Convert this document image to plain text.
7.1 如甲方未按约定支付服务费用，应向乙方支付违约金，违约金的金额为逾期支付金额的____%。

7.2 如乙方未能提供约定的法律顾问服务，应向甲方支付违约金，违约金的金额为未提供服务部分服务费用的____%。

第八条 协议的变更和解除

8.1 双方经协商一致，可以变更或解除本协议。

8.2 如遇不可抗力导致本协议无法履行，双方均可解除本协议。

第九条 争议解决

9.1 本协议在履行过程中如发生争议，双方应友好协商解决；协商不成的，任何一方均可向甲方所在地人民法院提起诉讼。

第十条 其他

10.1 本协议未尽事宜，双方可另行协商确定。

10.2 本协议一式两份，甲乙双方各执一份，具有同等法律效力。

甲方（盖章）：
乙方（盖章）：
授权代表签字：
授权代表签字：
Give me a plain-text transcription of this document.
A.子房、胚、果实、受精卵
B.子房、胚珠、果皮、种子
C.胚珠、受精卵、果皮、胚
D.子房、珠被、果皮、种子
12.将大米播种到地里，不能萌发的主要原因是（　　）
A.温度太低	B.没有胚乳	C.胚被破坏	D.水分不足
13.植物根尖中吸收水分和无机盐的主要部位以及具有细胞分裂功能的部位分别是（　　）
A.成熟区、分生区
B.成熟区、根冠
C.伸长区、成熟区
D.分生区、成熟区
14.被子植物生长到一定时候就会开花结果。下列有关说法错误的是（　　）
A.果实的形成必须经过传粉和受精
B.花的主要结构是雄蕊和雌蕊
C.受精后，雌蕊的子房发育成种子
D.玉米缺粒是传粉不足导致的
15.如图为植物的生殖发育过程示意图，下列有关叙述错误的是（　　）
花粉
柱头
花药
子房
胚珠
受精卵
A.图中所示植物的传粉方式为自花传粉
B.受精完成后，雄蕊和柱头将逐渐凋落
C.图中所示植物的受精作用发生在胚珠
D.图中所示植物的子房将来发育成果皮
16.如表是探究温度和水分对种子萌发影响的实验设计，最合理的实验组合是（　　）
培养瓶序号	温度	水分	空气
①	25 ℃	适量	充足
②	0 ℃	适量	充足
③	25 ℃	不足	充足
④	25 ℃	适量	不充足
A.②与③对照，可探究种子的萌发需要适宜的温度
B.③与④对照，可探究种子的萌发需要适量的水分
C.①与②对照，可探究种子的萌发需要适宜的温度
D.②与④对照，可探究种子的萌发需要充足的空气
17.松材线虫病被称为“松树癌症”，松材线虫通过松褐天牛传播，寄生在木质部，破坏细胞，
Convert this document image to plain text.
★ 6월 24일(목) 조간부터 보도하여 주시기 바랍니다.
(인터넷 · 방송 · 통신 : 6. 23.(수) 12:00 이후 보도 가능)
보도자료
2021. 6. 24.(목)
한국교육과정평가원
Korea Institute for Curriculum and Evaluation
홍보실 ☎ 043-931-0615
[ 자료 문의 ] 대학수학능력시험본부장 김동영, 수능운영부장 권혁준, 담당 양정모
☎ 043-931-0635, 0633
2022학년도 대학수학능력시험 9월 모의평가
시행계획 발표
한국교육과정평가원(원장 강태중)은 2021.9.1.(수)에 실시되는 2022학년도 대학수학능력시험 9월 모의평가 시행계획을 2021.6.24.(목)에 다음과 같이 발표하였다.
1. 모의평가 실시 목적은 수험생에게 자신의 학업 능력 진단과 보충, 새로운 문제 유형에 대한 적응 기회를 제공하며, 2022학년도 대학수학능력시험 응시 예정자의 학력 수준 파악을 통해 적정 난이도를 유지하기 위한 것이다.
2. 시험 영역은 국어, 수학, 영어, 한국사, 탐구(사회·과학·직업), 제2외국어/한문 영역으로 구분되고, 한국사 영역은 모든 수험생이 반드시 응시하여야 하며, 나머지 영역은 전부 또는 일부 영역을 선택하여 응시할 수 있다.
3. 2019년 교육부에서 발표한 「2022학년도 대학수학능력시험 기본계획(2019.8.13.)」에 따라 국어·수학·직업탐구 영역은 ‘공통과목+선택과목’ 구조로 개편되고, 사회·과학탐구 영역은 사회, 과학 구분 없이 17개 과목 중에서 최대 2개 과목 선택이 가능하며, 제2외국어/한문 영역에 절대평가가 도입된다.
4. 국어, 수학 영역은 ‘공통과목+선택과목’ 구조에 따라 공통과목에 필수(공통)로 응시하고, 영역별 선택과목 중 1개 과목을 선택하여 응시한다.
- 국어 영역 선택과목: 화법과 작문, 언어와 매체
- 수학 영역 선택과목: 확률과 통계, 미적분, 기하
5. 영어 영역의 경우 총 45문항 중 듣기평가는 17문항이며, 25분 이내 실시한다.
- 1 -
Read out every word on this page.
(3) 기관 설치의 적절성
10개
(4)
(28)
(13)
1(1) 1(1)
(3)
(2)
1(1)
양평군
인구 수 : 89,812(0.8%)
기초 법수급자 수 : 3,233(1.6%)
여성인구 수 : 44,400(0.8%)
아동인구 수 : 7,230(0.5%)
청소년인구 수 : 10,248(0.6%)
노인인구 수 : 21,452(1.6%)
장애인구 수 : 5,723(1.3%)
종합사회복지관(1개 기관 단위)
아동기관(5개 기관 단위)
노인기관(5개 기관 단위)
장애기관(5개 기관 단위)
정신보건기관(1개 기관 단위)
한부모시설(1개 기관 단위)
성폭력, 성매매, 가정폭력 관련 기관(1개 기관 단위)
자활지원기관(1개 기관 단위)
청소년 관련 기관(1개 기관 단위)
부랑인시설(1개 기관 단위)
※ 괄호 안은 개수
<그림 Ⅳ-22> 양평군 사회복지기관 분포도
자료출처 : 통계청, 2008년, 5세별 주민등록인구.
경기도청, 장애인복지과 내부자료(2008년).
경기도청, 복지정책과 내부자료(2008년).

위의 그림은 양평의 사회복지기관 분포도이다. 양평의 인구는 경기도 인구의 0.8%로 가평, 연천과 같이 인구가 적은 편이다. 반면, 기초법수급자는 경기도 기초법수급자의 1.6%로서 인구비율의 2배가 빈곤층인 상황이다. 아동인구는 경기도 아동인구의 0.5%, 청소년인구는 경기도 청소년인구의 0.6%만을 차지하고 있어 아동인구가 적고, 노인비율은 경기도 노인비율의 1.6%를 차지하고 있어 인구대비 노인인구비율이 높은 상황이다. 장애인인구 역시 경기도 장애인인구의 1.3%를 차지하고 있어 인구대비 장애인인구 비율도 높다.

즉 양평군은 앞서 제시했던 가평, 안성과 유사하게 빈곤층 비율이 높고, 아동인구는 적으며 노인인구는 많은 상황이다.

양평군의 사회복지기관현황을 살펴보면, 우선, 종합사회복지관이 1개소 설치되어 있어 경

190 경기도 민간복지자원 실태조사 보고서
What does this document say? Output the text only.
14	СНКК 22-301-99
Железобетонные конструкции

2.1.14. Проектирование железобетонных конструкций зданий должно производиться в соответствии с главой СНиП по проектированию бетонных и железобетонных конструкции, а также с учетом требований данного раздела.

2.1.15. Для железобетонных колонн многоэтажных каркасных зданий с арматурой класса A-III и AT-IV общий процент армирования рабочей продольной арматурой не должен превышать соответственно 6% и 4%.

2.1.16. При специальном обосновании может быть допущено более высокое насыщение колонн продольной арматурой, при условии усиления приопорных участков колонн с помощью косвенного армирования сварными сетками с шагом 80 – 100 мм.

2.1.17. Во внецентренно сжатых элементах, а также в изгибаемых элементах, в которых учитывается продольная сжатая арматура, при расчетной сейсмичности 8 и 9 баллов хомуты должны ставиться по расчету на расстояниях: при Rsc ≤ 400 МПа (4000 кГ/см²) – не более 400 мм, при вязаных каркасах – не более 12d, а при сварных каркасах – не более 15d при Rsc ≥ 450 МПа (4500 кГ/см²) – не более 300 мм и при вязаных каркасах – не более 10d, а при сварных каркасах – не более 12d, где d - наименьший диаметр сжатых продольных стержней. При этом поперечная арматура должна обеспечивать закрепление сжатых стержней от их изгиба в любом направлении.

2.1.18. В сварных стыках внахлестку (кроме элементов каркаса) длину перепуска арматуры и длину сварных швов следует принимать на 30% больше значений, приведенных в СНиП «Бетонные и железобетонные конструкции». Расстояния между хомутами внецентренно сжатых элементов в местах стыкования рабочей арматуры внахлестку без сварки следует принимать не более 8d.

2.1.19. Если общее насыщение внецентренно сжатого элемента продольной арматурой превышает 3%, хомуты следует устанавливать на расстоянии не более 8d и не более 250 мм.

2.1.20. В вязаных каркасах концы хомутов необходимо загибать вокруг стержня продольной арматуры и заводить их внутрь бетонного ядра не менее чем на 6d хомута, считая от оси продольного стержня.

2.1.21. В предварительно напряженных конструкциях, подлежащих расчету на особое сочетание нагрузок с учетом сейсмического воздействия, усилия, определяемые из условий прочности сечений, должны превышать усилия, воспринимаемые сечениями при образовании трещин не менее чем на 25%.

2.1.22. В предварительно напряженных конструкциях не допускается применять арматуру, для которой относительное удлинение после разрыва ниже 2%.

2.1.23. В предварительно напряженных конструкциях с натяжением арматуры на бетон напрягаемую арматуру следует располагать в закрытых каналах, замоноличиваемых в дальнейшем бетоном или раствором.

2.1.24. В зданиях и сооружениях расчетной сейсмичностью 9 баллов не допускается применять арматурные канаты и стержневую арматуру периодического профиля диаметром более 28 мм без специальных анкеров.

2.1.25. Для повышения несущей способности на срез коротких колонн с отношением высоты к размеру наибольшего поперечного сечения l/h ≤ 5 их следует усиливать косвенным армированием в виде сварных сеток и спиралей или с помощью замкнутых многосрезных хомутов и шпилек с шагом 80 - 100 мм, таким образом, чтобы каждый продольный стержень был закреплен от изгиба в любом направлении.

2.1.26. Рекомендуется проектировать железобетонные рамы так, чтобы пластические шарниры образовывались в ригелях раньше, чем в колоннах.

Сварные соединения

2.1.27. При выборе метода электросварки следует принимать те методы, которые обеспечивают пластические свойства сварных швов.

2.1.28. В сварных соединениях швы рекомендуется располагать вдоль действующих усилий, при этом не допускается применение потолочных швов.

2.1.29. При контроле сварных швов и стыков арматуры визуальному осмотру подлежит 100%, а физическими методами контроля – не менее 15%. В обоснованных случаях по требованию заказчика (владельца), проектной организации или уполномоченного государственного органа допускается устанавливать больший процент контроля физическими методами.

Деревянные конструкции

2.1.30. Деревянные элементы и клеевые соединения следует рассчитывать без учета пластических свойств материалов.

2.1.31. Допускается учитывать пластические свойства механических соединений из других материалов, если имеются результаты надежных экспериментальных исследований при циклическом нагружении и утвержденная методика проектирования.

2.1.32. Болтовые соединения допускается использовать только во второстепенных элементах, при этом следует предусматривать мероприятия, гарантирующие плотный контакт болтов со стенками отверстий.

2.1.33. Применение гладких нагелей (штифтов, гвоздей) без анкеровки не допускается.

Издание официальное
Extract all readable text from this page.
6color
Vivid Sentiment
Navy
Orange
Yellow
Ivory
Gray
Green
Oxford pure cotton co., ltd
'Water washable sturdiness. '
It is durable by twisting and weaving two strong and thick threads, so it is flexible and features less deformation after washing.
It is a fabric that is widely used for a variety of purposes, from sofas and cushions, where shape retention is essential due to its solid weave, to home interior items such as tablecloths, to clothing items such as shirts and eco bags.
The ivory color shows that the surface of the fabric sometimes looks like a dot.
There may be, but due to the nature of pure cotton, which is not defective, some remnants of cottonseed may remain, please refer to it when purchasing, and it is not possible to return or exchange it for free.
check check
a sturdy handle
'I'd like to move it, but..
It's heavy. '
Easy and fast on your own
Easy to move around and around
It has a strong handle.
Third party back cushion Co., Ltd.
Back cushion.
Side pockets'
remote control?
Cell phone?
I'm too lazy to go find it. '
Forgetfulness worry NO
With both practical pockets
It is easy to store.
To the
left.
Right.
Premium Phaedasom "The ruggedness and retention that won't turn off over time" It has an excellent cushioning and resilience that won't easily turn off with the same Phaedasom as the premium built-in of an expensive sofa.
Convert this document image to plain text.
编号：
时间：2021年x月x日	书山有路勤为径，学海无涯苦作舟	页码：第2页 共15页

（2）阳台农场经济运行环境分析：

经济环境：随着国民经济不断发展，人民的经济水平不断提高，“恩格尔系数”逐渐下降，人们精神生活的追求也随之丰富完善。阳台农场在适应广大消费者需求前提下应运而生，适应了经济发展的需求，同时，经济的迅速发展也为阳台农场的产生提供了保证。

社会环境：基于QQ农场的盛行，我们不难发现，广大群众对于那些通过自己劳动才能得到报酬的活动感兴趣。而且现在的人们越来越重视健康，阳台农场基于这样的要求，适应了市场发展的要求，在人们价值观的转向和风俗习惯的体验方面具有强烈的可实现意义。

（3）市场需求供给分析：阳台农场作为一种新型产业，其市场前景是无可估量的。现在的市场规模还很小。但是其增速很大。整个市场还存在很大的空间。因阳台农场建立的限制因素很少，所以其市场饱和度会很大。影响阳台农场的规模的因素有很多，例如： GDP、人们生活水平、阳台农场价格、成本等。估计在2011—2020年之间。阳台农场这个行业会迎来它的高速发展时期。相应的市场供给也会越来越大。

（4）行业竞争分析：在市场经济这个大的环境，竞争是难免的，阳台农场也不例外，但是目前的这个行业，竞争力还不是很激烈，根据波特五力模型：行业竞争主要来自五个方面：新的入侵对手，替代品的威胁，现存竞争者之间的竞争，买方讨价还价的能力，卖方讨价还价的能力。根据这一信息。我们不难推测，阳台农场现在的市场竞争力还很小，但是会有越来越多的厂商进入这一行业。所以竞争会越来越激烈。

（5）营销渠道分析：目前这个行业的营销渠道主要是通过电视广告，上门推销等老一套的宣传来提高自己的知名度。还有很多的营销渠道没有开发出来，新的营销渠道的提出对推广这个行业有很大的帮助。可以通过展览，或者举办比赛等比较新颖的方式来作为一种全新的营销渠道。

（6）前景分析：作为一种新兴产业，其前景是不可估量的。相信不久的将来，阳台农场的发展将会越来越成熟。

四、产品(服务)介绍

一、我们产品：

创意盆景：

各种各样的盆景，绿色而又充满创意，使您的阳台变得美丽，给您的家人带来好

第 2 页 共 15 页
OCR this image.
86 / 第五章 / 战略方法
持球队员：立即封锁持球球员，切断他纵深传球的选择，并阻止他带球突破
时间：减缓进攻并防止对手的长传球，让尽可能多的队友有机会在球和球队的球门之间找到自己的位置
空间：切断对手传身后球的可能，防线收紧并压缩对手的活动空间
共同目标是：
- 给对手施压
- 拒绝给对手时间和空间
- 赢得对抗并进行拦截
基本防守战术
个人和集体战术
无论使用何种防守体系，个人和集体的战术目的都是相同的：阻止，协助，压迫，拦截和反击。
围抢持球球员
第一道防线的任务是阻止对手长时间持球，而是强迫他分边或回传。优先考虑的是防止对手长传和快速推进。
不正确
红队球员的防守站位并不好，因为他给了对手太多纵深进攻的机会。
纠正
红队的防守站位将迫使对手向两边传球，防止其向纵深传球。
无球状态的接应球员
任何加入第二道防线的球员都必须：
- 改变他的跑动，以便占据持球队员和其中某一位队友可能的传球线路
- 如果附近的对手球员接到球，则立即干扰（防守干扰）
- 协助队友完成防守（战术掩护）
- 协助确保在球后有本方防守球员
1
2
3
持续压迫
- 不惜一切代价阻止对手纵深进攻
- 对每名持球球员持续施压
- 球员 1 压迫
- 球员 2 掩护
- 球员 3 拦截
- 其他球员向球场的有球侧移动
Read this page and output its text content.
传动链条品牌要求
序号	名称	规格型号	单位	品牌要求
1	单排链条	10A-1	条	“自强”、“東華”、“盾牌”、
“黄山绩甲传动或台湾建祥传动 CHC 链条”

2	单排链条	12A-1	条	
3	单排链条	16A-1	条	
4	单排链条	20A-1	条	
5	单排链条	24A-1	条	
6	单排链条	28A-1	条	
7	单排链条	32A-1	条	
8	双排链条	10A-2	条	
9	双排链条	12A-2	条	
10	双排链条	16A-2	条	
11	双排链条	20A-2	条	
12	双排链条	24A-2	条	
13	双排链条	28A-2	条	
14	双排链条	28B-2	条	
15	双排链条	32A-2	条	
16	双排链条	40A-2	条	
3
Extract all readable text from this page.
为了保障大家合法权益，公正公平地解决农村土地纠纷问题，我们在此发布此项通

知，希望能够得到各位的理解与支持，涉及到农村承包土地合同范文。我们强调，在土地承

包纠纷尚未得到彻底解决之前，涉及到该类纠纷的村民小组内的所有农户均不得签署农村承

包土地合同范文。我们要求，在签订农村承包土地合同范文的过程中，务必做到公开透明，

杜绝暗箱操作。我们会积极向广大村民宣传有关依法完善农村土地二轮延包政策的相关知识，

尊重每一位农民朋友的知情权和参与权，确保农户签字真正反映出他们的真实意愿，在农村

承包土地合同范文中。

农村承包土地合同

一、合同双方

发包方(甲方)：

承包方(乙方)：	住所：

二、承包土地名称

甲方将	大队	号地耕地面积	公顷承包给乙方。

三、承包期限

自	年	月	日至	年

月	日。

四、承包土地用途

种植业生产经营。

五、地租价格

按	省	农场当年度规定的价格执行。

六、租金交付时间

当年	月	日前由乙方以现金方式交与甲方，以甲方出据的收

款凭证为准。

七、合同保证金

STATED TASK: Look through the entries above. Extract each line with the word "move".

SOLVED PROBLEM:
'I'd like to move it, but..
Easy to move around and around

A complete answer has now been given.